Goal. State the number of lines in these records that include the word "فذكره", and add nothing to it.

Data rows.
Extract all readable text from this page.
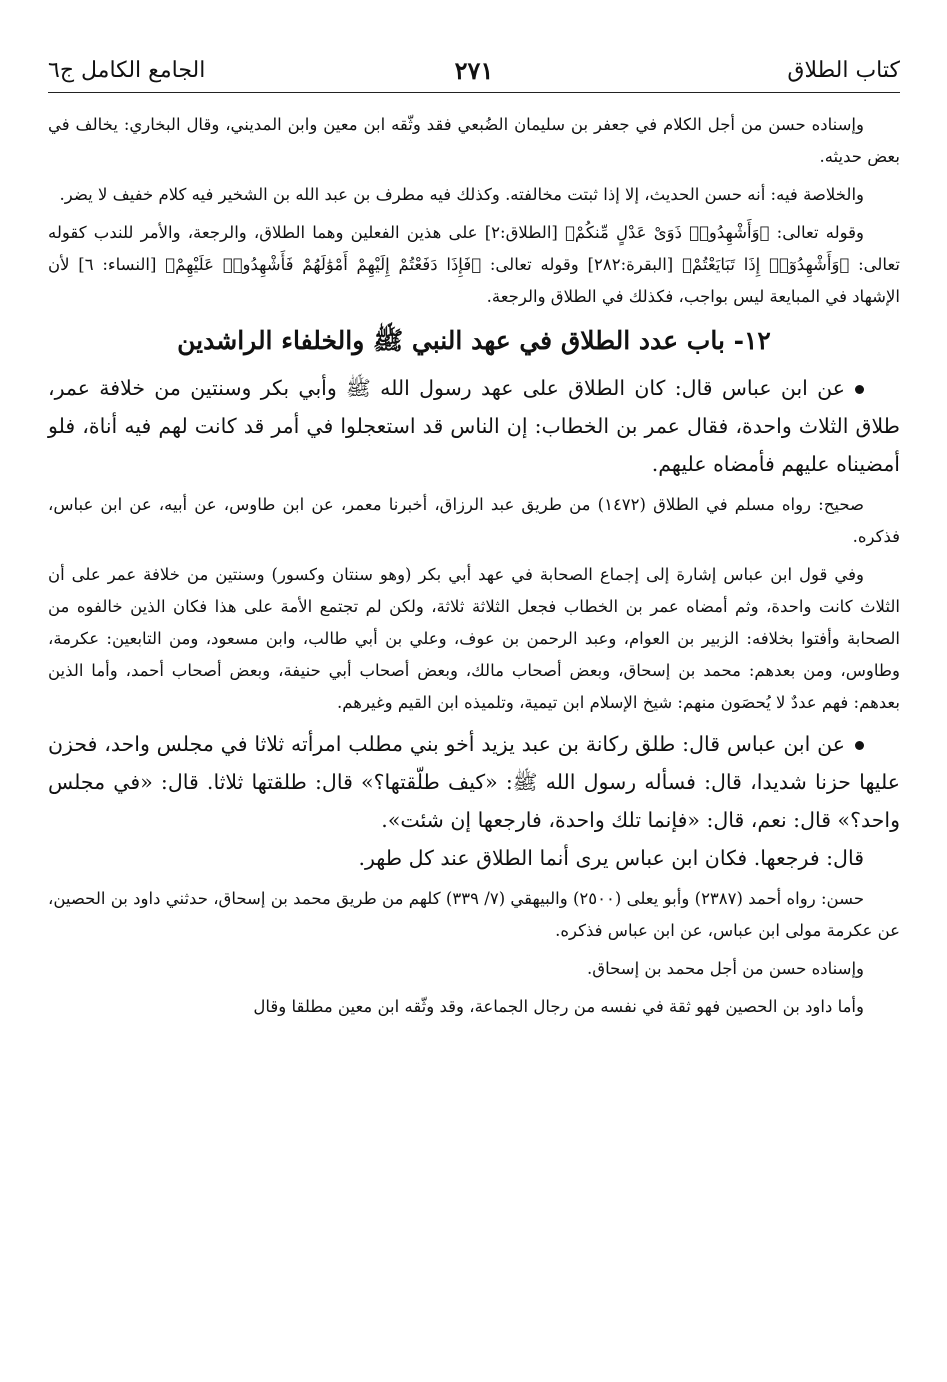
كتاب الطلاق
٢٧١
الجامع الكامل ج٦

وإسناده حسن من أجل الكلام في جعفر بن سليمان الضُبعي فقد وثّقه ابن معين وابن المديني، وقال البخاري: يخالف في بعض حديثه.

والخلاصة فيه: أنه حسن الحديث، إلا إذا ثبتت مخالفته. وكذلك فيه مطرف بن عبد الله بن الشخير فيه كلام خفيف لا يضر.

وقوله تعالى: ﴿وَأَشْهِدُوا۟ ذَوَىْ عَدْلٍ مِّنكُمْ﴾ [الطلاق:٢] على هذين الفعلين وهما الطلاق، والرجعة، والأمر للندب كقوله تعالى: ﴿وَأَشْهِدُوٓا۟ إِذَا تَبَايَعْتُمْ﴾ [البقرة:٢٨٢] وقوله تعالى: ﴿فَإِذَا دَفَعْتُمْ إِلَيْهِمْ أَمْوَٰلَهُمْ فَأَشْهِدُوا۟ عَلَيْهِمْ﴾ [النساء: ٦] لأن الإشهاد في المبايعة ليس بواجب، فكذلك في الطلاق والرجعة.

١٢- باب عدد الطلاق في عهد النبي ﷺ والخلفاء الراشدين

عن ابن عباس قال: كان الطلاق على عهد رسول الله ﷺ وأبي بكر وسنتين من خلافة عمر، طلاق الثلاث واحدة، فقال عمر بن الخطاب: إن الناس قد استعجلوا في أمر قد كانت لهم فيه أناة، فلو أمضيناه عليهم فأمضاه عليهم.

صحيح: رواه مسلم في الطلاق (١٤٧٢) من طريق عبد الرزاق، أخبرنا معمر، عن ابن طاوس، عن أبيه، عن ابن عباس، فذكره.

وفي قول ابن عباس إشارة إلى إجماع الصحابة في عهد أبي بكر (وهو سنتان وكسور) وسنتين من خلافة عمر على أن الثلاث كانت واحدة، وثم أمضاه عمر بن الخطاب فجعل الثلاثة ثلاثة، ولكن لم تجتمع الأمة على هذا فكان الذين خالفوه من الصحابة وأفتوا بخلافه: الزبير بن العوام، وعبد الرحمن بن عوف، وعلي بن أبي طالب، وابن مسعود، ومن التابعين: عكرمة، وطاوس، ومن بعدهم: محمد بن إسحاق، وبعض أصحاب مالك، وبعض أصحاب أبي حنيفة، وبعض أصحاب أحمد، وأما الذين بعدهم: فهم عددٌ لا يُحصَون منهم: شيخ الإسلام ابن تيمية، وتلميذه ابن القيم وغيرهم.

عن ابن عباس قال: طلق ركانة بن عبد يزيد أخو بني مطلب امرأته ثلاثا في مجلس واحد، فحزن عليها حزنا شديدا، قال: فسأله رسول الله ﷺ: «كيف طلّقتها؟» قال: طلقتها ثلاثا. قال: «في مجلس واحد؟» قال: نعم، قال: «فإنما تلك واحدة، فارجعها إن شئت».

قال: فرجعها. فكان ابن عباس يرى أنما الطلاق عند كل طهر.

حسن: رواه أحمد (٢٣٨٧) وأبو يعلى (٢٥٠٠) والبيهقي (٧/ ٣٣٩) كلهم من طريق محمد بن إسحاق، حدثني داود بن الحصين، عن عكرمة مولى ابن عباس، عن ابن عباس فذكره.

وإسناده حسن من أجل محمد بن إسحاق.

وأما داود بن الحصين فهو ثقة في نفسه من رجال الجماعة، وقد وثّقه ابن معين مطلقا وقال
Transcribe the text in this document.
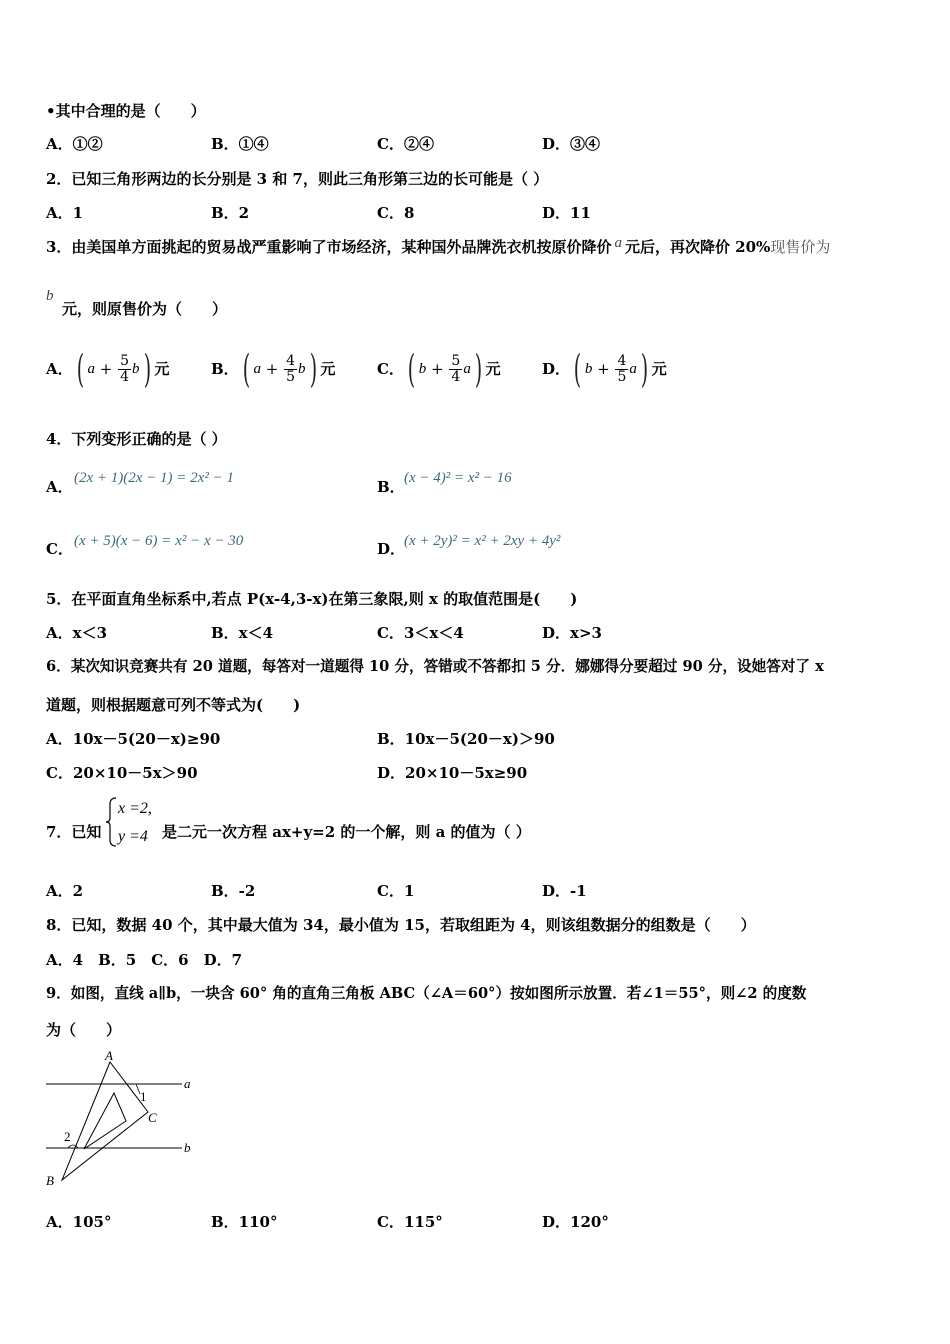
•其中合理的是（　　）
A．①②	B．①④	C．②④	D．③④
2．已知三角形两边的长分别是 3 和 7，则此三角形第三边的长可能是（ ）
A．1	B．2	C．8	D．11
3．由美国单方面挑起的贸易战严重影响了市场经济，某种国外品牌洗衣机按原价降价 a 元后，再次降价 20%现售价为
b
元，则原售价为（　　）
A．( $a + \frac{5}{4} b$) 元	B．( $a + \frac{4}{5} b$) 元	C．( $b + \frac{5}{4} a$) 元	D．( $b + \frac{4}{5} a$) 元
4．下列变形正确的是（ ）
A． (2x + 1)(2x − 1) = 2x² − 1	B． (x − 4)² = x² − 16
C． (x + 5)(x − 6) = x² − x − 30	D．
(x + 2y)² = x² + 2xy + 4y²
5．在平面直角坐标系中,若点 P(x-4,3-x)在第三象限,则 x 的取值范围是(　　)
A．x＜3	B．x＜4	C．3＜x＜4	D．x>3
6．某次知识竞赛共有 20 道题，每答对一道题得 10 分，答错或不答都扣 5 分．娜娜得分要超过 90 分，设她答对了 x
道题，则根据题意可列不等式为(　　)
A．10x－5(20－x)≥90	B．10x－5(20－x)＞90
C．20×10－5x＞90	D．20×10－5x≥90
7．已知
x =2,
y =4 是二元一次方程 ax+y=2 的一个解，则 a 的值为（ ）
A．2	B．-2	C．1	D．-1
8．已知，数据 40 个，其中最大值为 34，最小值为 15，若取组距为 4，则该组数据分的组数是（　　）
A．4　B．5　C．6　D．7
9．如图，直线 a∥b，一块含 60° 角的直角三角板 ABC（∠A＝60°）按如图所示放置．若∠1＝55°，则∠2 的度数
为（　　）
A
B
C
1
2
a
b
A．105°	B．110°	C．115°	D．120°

Reply. 2